Exercise input

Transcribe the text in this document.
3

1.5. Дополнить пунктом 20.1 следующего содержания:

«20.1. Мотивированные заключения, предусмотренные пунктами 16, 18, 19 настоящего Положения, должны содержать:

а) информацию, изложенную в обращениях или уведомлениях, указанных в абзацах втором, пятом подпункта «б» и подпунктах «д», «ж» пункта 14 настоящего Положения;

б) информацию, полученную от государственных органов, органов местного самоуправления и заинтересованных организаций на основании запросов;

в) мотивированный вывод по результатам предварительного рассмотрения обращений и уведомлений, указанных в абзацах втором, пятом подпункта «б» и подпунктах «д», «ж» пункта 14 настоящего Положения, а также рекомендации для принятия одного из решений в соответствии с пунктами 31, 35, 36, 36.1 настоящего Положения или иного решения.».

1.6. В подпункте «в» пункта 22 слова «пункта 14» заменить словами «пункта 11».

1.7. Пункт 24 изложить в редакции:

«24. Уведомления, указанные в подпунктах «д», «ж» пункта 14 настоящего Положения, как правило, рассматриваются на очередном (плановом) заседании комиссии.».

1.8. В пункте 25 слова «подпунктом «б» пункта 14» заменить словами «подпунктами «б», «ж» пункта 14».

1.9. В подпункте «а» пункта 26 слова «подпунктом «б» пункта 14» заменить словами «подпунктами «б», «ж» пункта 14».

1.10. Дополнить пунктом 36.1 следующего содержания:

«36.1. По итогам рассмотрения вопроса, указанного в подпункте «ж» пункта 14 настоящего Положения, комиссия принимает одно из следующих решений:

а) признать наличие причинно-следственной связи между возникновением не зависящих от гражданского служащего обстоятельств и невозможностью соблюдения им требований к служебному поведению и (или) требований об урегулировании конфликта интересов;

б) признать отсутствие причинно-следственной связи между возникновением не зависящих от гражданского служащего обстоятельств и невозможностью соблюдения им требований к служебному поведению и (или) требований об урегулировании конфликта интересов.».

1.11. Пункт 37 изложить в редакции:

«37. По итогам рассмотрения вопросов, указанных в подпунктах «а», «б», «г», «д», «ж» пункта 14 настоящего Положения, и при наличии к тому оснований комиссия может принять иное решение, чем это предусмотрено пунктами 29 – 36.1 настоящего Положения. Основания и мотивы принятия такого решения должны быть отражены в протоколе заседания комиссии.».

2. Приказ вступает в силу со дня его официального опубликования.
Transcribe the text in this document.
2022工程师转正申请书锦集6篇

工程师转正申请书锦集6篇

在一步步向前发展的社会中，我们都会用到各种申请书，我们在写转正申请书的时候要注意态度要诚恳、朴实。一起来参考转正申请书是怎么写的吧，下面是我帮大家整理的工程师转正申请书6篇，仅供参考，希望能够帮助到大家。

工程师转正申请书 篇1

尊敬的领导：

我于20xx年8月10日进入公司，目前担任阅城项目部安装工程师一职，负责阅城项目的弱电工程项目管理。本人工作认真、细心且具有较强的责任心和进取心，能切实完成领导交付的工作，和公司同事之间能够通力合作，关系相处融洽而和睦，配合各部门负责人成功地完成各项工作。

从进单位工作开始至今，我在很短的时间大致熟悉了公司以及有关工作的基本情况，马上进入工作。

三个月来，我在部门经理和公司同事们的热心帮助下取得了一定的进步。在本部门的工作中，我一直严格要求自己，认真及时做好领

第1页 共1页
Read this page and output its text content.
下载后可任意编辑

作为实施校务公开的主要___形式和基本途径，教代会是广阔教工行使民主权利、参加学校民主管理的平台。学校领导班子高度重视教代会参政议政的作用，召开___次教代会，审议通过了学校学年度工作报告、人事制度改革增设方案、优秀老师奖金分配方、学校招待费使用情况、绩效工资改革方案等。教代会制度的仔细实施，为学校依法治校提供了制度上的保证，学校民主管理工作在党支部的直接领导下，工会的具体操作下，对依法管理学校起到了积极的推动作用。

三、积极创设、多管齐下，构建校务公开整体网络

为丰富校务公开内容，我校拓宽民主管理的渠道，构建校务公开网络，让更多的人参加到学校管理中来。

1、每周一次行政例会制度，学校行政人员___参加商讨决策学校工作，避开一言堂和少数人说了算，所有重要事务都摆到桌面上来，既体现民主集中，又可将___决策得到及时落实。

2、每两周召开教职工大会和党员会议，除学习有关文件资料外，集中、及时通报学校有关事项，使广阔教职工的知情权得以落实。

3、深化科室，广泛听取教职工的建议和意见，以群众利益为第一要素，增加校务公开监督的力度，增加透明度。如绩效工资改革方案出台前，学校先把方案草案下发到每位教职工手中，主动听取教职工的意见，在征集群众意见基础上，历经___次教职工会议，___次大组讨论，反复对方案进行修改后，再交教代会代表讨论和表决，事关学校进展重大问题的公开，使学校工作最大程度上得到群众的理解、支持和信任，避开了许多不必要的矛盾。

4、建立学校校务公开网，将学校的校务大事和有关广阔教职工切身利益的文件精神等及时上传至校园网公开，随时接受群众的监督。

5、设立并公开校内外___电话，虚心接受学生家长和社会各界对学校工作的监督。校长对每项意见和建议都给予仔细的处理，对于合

To do
In the data above, how many lines contain the string "итогам"? Answer with the number only.

Response to this exercise
2